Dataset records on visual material
•••

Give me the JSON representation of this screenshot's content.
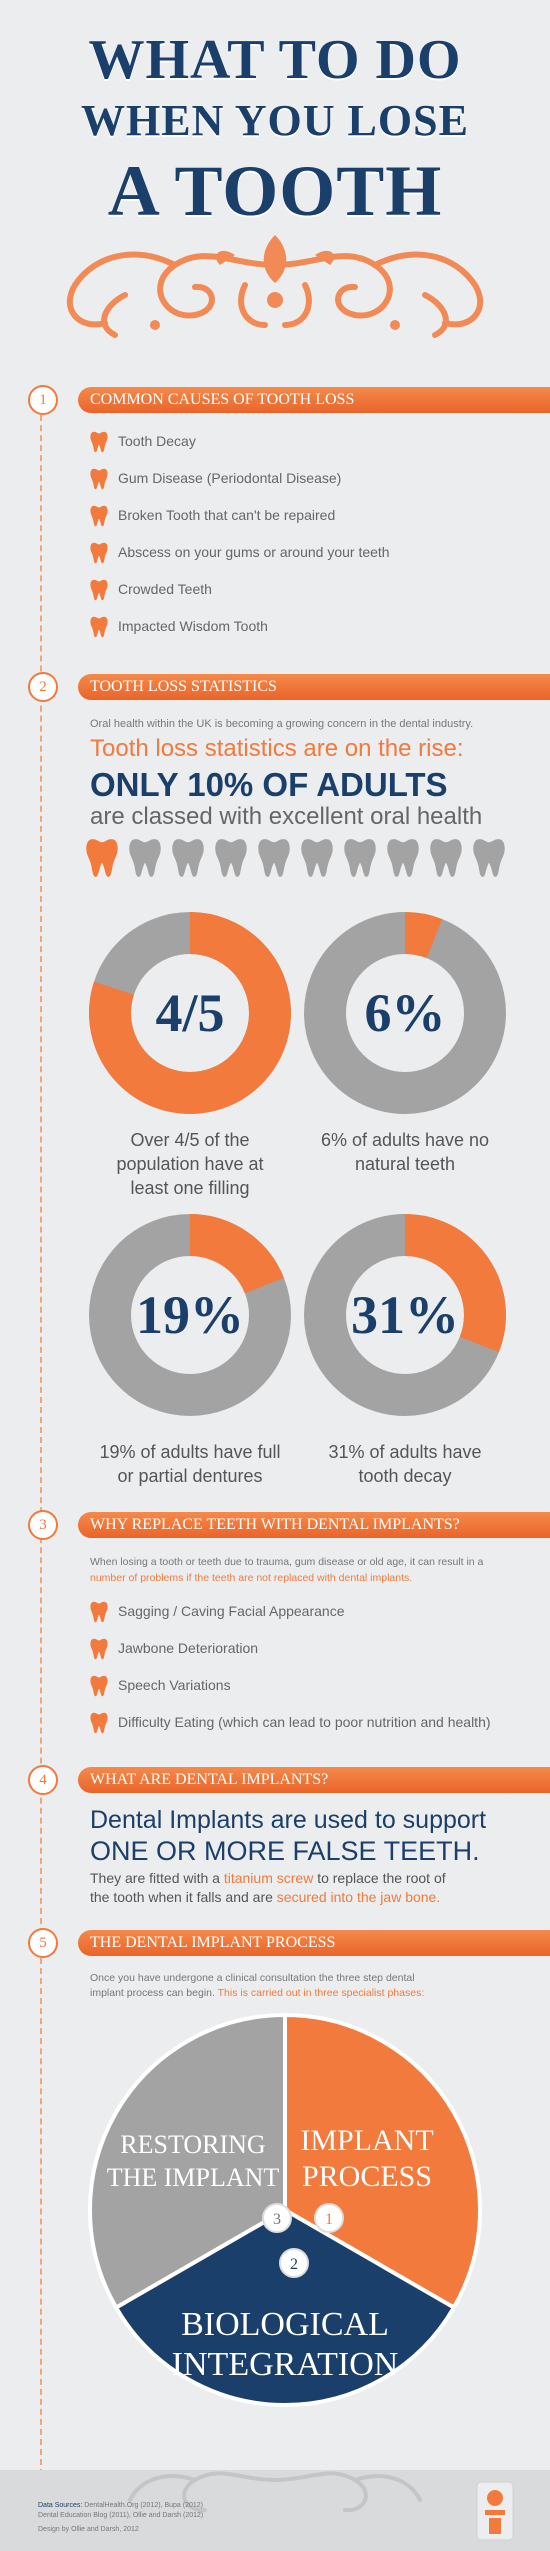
{
  "header": {
    "title_line1": "WHAT TO DO",
    "title_line2": "WHEN YOU LOSE",
    "title_line3": "A TOOTH"
  },
  "colors": {
    "orange": "#f27a3c",
    "navy": "#1b3f6b",
    "grey": "#a3a3a3",
    "background": "#ecedee"
  },
  "section1": {
    "number": "1",
    "title": "COMMON CAUSES OF TOOTH LOSS",
    "items": [
      "Tooth Decay",
      "Gum Disease (Periodontal Disease)",
      "Broken Tooth that can't be repaired",
      "Abscess on your gums or around your teeth",
      "Crowded Teeth",
      "Impacted Wisdom Tooth"
    ]
  },
  "section2": {
    "number": "2",
    "title": "TOOTH LOSS STATISTICS",
    "intro": "Oral health within the UK is becoming a growing concern in the dental industry.",
    "headline": "Tooth loss statistics are on the rise:",
    "big_stat": "ONLY 10% OF ADULTS",
    "big_stat_sub": "are classed with excellent oral health",
    "teeth_highlighted": 1,
    "teeth_total": 10,
    "stats": [
      {
        "label": "4/5",
        "fraction": 0.8,
        "caption_line1": "Over 4/5 of the",
        "caption_line2": "population have at",
        "caption_line3": "least one filling"
      },
      {
        "label": "6%",
        "fraction": 0.06,
        "caption_line1": "6% of adults have no",
        "caption_line2": "natural teeth",
        "caption_line3": ""
      },
      {
        "label": "19%",
        "fraction": 0.19,
        "caption_line1": "19% of adults have full",
        "caption_line2": "or partial dentures",
        "caption_line3": ""
      },
      {
        "label": "31%",
        "fraction": 0.31,
        "caption_line1": "31% of adults have",
        "caption_line2": "tooth decay",
        "caption_line3": ""
      }
    ]
  },
  "section3": {
    "number": "3",
    "title": "WHY REPLACE TEETH WITH DENTAL IMPLANTS?",
    "intro_a": "When losing a tooth or teeth due to trauma, gum disease or old age, it can result in a",
    "intro_b": "number of problems if the teeth are not replaced with dental implants.",
    "items": [
      "Sagging / Caving Facial Appearance",
      "Jawbone Deterioration",
      "Speech Variations",
      "Difficulty Eating (which can lead to poor nutrition and health)"
    ]
  },
  "section4": {
    "number": "4",
    "title": "WHAT ARE DENTAL IMPLANTS?",
    "line1": "Dental Implants are used to support",
    "line2": "ONE OR MORE FALSE TEETH.",
    "line3_a": "They are fitted with a ",
    "line3_b": "titanium screw",
    "line3_c": " to replace the root of",
    "line4_a": "the tooth when it falls and are ",
    "line4_b": "secured into the jaw bone."
  },
  "section5": {
    "number": "5",
    "title": "THE DENTAL IMPLANT PROCESS",
    "intro_a": "Once you have undergone a clinical consultation the three step dental",
    "intro_b": "implant process can begin. ",
    "intro_c": "This is carried out in three specialist phases:",
    "phase1_line1": "IMPLANT",
    "phase1_line2": "PROCESS",
    "phase1_num": "1",
    "phase2_line1": "BIOLOGICAL",
    "phase2_line2": "INTEGRATION",
    "phase2_num": "2",
    "phase3_line1": "RESTORING",
    "phase3_line2": "THE IMPLANT",
    "phase3_num": "3"
  },
  "footer": {
    "sources_label": "Data Sources:",
    "sources_1": " DentalHealth.Org (2012), Bupa (2012)",
    "sources_2": "Dental Education Blog (2011), Ollie and Darsh (2012)",
    "design": "Design by Ollie and Darsh, 2012"
  }
}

•••

- _Exercise requirements_
Restate the records word for word, omitting images.

- _Written reply_
Give me the JSON representation of this screenshot's content.
{
  "header": {
    "title_line1": "WHAT TO DO",
    "title_line2": "WHEN YOU LOSE",
    "title_line3": "A TOOTH"
  },
  "colors": {
    "orange": "#f27a3c",
    "navy": "#1b3f6b",
    "grey": "#a3a3a3",
    "background": "#ecedee"
  },
  "section1": {
    "number": "1",
    "title": "COMMON CAUSES OF TOOTH LOSS",
    "items": [
      "Tooth Decay",
      "Gum Disease (Periodontal Disease)",
      "Broken Tooth that can't be repaired",
      "Abscess on your gums or around your teeth",
      "Crowded Teeth",
      "Impacted Wisdom Tooth"
    ]
  },
  "section2": {
    "number": "2",
    "title": "TOOTH LOSS STATISTICS",
    "intro": "Oral health within the UK is becoming a growing concern in the dental industry.",
    "headline": "Tooth loss statistics are on the rise:",
    "big_stat": "ONLY 10% OF ADULTS",
    "big_stat_sub": "are classed with excellent oral health",
    "teeth_highlighted": 1,
    "teeth_total": 10,
    "stats": [
      {
        "label": "4/5",
        "fraction": 0.8,
        "caption_line1": "Over 4/5 of the",
        "caption_line2": "population have at",
        "caption_line3": "least one filling"
      },
      {
        "label": "6%",
        "fraction": 0.06,
        "caption_line1": "6% of adults have no",
        "caption_line2": "natural teeth",
        "caption_line3": ""
      },
      {
        "label": "19%",
        "fraction": 0.19,
        "caption_line1": "19% of adults have full",
        "caption_line2": "or partial dentures",
        "caption_line3": ""
      },
      {
        "label": "31%",
        "fraction": 0.31,
        "caption_line1": "31% of adults have",
        "caption_line2": "tooth decay",
        "caption_line3": ""
      }
    ]
  },
  "section3": {
    "number": "3",
    "title": "WHY REPLACE TEETH WITH DENTAL IMPLANTS?",
    "intro_a": "When losing a tooth or teeth due to trauma, gum disease or old age, it can result in a",
    "intro_b": "number of problems if the teeth are not replaced with dental implants.",
    "items": [
      "Sagging / Caving Facial Appearance",
      "Jawbone Deterioration",
      "Speech Variations",
      "Difficulty Eating (which can lead to poor nutrition and health)"
    ]
  },
  "section4": {
    "number": "4",
    "title": "WHAT ARE DENTAL IMPLANTS?",
    "line1": "Dental Implants are used to support",
    "line2": "ONE OR MORE FALSE TEETH.",
    "line3_a": "They are fitted with a ",
    "line3_b": "titanium screw",
    "line3_c": " to replace the root of",
    "line4_a": "the tooth when it falls and are ",
    "line4_b": "secured into the jaw bone."
  },
  "section5": {
    "number": "5",
    "title": "THE DENTAL IMPLANT PROCESS",
    "intro_a": "Once you have undergone a clinical consultation the three step dental",
    "intro_b": "implant process can begin. ",
    "intro_c": "This is carried out in three specialist phases:",
    "phase1_line1": "IMPLANT",
    "phase1_line2": "PROCESS",
    "phase1_num": "1",
    "phase2_line1": "BIOLOGICAL",
    "phase2_line2": "INTEGRATION",
    "phase2_num": "2",
    "phase3_line1": "RESTORING",
    "phase3_line2": "THE IMPLANT",
    "phase3_num": "3"
  },
  "footer": {
    "sources_label": "Data Sources:",
    "sources_1": " DentalHealth.Org (2012), Bupa (2012)",
    "sources_2": "Dental Education Blog (2011), Ollie and Darsh (2012)",
    "design": "Design by Ollie and Darsh, 2012"
  }
}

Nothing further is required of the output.